** BRIEF **
Go through the data below and gather each line containing "Companies".

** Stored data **
------------------------------

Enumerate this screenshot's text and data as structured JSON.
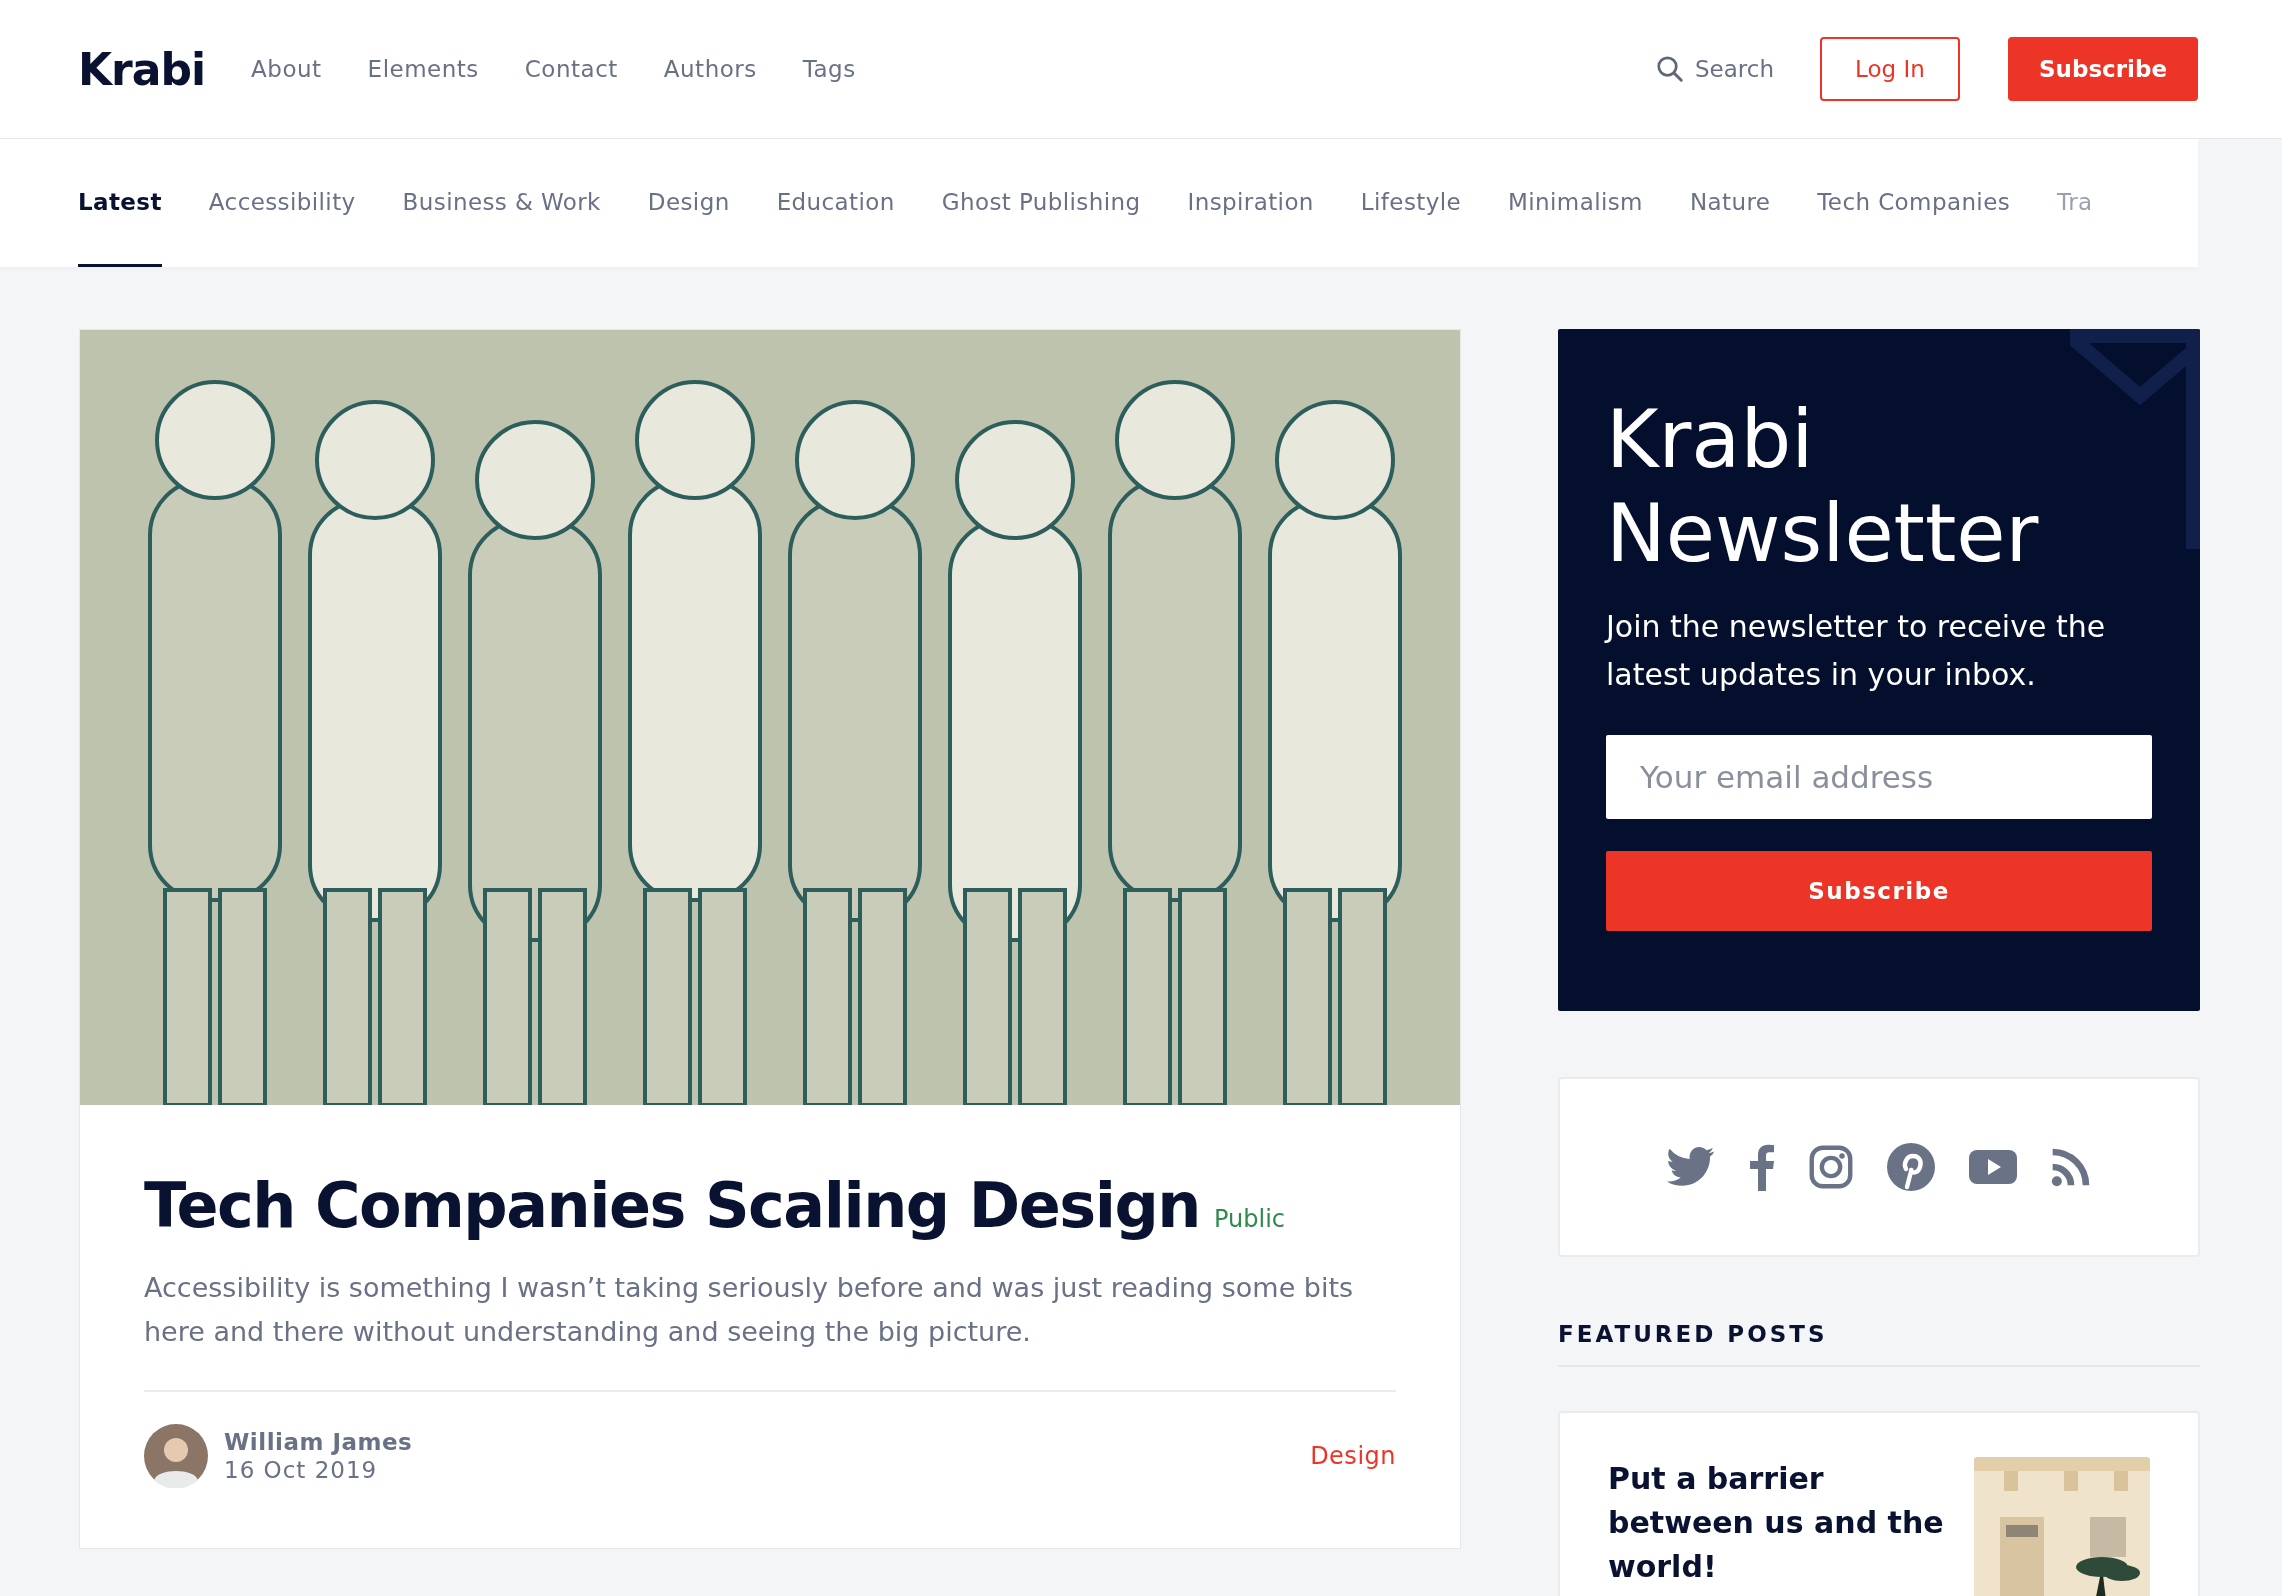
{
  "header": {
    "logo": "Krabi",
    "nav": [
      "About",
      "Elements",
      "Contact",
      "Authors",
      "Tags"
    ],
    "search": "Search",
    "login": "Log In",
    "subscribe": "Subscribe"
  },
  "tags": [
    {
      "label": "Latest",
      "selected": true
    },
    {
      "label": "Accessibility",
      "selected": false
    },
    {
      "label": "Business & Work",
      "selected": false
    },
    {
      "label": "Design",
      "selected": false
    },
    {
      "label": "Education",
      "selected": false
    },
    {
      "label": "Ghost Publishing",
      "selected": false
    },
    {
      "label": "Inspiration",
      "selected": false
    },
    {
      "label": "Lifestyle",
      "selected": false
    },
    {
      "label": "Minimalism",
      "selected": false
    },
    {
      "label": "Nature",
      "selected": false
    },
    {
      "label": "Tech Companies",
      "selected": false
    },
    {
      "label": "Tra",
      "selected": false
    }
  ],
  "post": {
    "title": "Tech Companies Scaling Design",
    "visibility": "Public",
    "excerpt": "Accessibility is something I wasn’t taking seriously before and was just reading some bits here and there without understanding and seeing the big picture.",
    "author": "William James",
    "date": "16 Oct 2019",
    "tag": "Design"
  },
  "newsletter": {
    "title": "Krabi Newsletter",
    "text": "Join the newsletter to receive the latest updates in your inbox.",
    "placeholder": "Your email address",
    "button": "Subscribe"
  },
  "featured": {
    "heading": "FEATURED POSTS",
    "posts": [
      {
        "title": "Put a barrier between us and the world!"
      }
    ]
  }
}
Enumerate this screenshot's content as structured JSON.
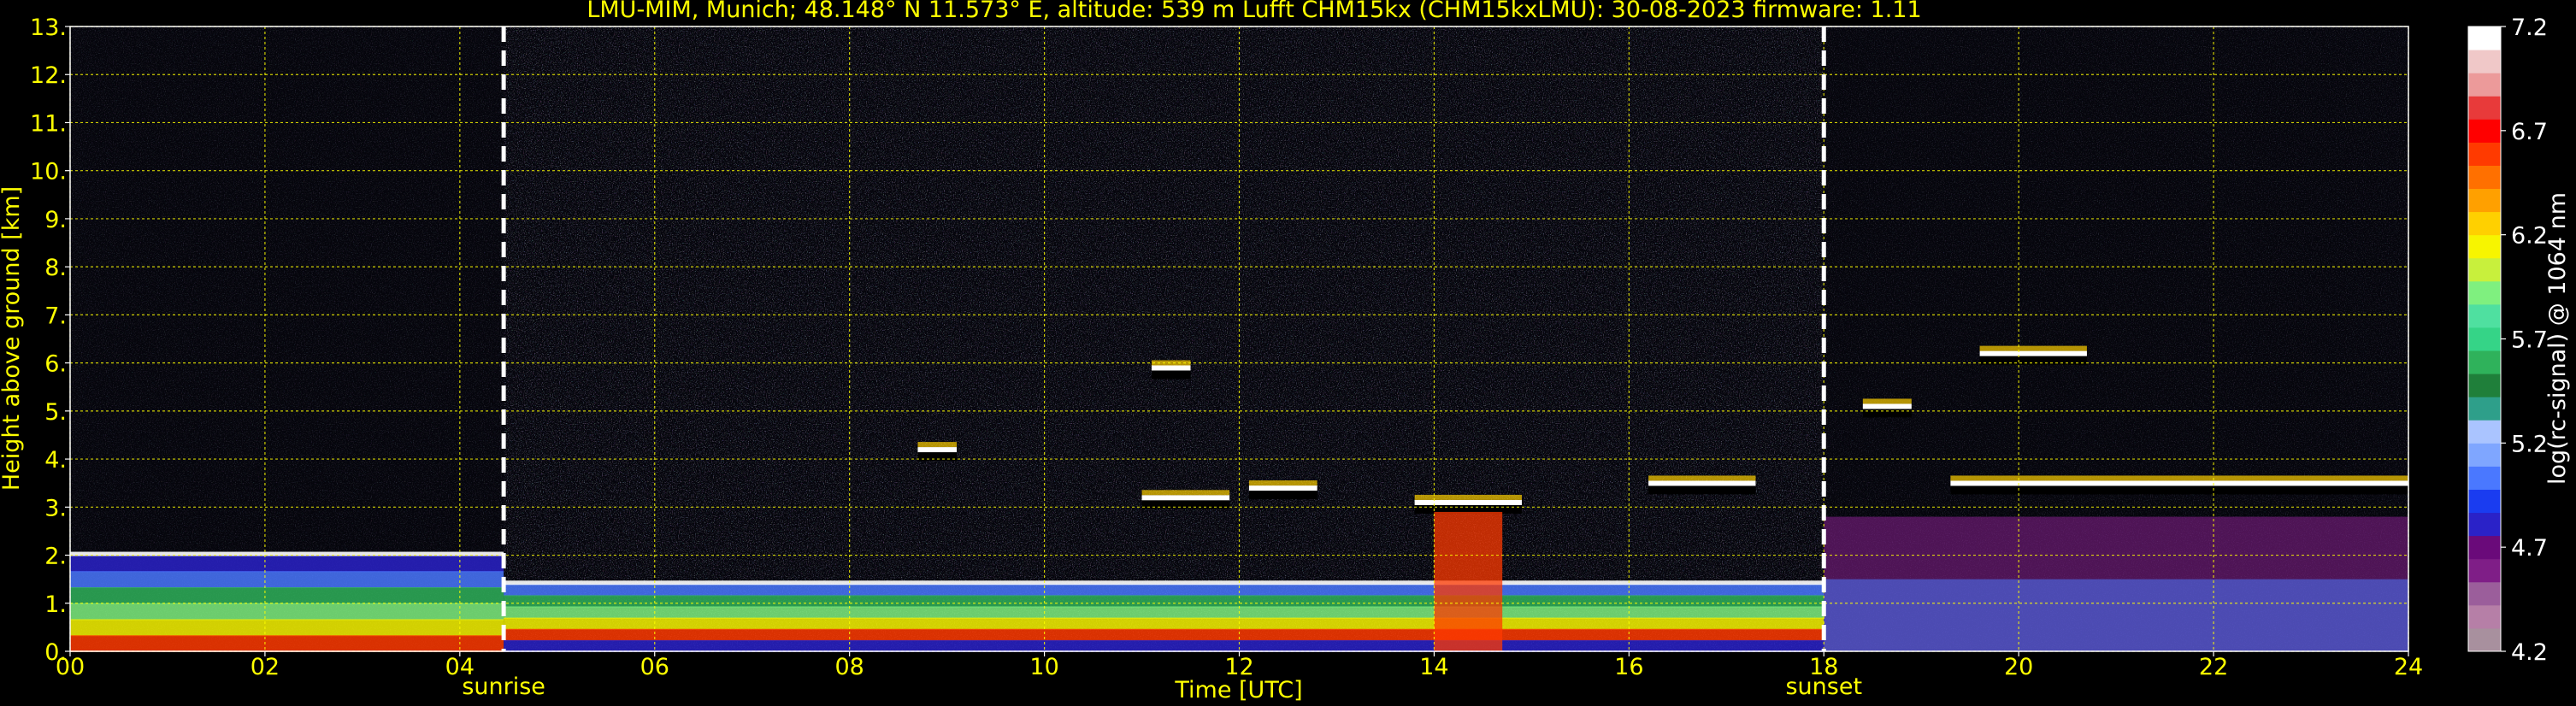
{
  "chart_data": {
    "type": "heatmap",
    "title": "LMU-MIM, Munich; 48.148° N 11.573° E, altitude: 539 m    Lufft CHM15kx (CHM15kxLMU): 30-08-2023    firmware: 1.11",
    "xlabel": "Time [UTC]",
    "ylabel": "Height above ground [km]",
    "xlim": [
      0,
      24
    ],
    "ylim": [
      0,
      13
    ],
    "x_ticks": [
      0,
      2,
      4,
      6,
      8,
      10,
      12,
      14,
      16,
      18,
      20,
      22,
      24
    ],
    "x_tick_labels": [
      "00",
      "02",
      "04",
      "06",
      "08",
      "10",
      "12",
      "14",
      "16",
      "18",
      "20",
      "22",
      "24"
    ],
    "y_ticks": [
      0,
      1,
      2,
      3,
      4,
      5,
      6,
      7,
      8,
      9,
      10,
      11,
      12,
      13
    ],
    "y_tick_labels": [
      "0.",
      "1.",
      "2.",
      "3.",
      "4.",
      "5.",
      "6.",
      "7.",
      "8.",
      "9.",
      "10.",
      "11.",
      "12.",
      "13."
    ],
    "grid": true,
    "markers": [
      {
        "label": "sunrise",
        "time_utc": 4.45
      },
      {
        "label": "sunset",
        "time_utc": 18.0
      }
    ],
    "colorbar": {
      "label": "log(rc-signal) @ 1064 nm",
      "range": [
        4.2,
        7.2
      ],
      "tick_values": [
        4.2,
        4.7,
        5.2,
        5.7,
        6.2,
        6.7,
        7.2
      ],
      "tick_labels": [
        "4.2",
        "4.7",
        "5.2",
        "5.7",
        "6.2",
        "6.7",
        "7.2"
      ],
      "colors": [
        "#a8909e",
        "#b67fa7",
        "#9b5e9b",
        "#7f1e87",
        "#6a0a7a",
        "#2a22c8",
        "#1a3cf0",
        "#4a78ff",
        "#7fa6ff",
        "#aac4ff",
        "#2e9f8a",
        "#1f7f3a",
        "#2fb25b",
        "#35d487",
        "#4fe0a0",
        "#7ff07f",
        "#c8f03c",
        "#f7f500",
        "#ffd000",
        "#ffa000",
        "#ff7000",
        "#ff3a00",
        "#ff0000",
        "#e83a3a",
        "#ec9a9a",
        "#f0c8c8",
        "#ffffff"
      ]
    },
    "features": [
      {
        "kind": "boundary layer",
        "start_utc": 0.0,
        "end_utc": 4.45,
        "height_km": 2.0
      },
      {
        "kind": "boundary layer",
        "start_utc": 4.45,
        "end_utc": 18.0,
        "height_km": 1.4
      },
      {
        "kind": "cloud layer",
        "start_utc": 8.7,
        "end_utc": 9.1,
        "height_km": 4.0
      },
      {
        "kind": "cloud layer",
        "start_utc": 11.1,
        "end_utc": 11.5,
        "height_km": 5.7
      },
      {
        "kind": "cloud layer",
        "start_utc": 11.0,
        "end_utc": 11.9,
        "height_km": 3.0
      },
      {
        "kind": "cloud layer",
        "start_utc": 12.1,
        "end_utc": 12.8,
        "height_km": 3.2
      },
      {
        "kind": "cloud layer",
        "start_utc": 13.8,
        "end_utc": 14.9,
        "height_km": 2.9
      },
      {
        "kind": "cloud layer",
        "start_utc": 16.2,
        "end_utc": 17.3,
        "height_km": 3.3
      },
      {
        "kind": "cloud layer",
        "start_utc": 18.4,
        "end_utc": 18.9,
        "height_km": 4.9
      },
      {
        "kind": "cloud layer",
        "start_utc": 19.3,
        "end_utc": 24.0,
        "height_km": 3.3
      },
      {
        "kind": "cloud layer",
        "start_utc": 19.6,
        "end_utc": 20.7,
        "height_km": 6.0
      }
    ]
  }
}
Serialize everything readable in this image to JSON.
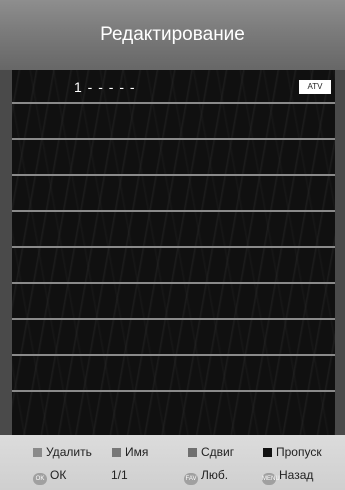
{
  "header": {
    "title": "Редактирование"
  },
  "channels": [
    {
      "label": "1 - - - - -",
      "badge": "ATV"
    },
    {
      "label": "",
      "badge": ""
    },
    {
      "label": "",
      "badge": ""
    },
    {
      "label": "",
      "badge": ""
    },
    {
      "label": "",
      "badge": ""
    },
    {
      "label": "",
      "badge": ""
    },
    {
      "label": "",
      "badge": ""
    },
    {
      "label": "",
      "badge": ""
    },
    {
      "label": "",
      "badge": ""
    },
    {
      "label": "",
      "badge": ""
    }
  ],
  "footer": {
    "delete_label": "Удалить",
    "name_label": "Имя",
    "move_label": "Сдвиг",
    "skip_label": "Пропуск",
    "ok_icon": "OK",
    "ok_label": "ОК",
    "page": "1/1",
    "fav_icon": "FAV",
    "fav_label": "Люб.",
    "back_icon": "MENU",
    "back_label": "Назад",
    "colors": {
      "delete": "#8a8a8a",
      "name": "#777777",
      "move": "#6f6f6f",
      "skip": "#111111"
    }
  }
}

------------------------------

** SOLUTION **
      "label": "Tech Companies",
    "title": "Tech Companies Scaling Design",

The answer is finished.